#### Data:
--------------------------------

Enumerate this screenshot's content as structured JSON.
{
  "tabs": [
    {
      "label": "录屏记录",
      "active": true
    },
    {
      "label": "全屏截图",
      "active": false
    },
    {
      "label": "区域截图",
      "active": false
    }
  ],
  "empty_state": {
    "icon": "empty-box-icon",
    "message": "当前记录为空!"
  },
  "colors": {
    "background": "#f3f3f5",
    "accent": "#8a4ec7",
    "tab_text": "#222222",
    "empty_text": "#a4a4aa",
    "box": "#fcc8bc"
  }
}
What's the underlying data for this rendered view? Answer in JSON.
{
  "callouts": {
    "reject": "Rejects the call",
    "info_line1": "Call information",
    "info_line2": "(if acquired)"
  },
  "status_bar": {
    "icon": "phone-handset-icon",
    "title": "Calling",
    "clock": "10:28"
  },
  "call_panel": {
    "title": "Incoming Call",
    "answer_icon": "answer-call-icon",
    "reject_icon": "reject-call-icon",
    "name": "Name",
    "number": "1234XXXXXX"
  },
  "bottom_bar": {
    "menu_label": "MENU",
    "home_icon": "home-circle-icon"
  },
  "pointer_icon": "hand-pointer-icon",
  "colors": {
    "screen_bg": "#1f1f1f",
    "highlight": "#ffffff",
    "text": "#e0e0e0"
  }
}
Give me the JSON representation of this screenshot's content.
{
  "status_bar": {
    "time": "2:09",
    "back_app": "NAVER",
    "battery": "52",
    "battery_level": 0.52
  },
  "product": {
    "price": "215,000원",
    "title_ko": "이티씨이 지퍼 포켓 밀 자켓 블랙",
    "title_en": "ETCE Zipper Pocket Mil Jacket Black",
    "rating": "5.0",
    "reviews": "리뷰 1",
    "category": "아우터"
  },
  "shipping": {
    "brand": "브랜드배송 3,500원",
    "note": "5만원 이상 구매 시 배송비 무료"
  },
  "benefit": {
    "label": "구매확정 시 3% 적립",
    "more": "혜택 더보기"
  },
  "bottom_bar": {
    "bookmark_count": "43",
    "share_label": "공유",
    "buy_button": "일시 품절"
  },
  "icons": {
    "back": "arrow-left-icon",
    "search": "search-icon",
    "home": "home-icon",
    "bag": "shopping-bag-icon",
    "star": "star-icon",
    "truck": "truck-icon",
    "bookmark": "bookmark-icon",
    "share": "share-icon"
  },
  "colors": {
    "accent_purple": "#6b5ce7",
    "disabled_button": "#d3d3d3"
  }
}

--------------------------------

#### The exercise:
The records above should all be quoted exactly, please.

#### Reply:
Enumerate this screenshot's content as structured JSON.
{
  "tabs": [
    {
      "label": "录屏记录",
      "active": true
    },
    {
      "label": "全屏截图",
      "active": false
    },
    {
      "label": "区域截图",
      "active": false
    }
  ],
  "empty_state": {
    "icon": "empty-box-icon",
    "message": "当前记录为空!"
  },
  "colors": {
    "background": "#f3f3f5",
    "accent": "#8a4ec7",
    "tab_text": "#222222",
    "empty_text": "#a4a4aa",
    "box": "#fcc8bc"
  }
}
What's the underlying data for this rendered view? Answer in JSON.
{
  "callouts": {
    "reject": "Rejects the call",
    "info_line1": "Call information",
    "info_line2": "(if acquired)"
  },
  "status_bar": {
    "icon": "phone-handset-icon",
    "title": "Calling",
    "clock": "10:28"
  },
  "call_panel": {
    "title": "Incoming Call",
    "answer_icon": "answer-call-icon",
    "reject_icon": "reject-call-icon",
    "name": "Name",
    "number": "1234XXXXXX"
  },
  "bottom_bar": {
    "menu_label": "MENU",
    "home_icon": "home-circle-icon"
  },
  "pointer_icon": "hand-pointer-icon",
  "colors": {
    "screen_bg": "#1f1f1f",
    "highlight": "#ffffff",
    "text": "#e0e0e0"
  }
}
Give me the JSON representation of this screenshot's content.
{
  "status_bar": {
    "time": "2:09",
    "back_app": "NAVER",
    "battery": "52",
    "battery_level": 0.52
  },
  "product": {
    "price": "215,000원",
    "title_ko": "이티씨이 지퍼 포켓 밀 자켓 블랙",
    "title_en": "ETCE Zipper Pocket Mil Jacket Black",
    "rating": "5.0",
    "reviews": "리뷰 1",
    "category": "아우터"
  },
  "shipping": {
    "brand": "브랜드배송 3,500원",
    "note": "5만원 이상 구매 시 배송비 무료"
  },
  "benefit": {
    "label": "구매확정 시 3% 적립",
    "more": "혜택 더보기"
  },
  "bottom_bar": {
    "bookmark_count": "43",
    "share_label": "공유",
    "buy_button": "일시 품절"
  },
  "icons": {
    "back": "arrow-left-icon",
    "search": "search-icon",
    "home": "home-icon",
    "bag": "shopping-bag-icon",
    "star": "star-icon",
    "truck": "truck-icon",
    "bookmark": "bookmark-icon",
    "share": "share-icon"
  },
  "colors": {
    "accent_purple": "#6b5ce7",
    "disabled_button": "#d3d3d3"
  }
}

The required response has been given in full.